- Exercise objective -
Give the listing again exactly, omitting its images.

===============

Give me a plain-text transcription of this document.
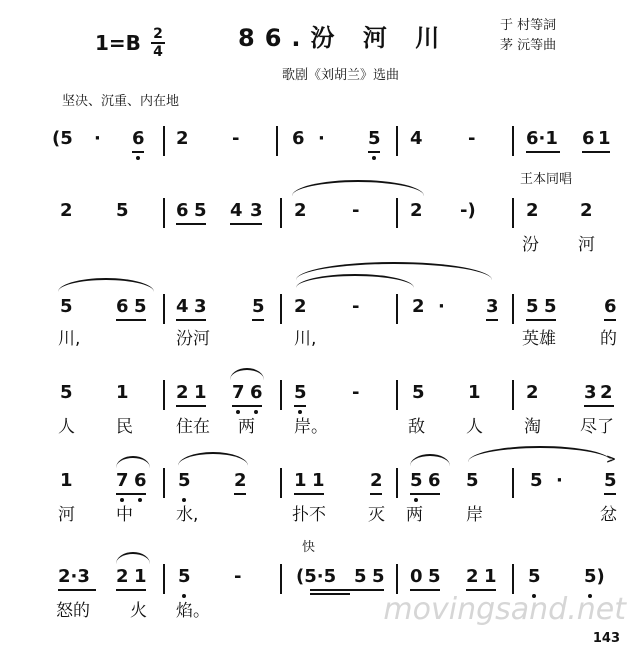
1=B 2
4	86.汾 河 川	于 村等詞
茅 沅等曲
歌剧《刘胡兰》选曲
坚决、沉重、内在地
(5 · 6 2 -	6 · 5 4	-	6·1 6 1
王本同唱
2 5	6 5 4 3 2	-	2 -)	2 2
汾 河
5 6 5 4 3	5 2	-	2 · 3 5 5	6
川,	汾河	川,	英雄	的
5 1	2 1 7 6 5	-	5 1	2	3 2
人 民	住在 两 岸。	敌 人 淘 尽了
1 7 6 5 2	1 1	2 5 6 5	5 · 5
>
河 中	水,	扑不 灭 两	岸	忿
快
2·3 2 1 5 -	(5·5 5 5 0 5 2 1 5 5)
怒的 火 焰。	movingsand.net
143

===============

- Answer to this task -
Give me a plain-text transcription of this document.
1=B 2
4	86.汾 河 川	于 村等詞
茅 沅等曲
歌剧《刘胡兰》选曲
坚决、沉重、内在地
(5 · 6 2 -	6 · 5 4	-	6·1 6 1
王本同唱
2 5	6 5 4 3 2	-	2 -)	2 2
汾 河
5 6 5 4 3	5 2	-	2 · 3 5 5	6
川,	汾河	川,	英雄	的
5 1	2 1 7 6 5	-	5 1	2	3 2
人 民	住在 两 岸。	敌 人 淘 尽了
1 7 6 5 2	1 1	2 5 6 5	5 · 5
>
河 中	水,	扑不 灭 两	岸	忿
快
2·3 2 1 5 -	(5·5 5 5 0 5 2 1 5 5)
怒的 火 焰。	movingsand.net
143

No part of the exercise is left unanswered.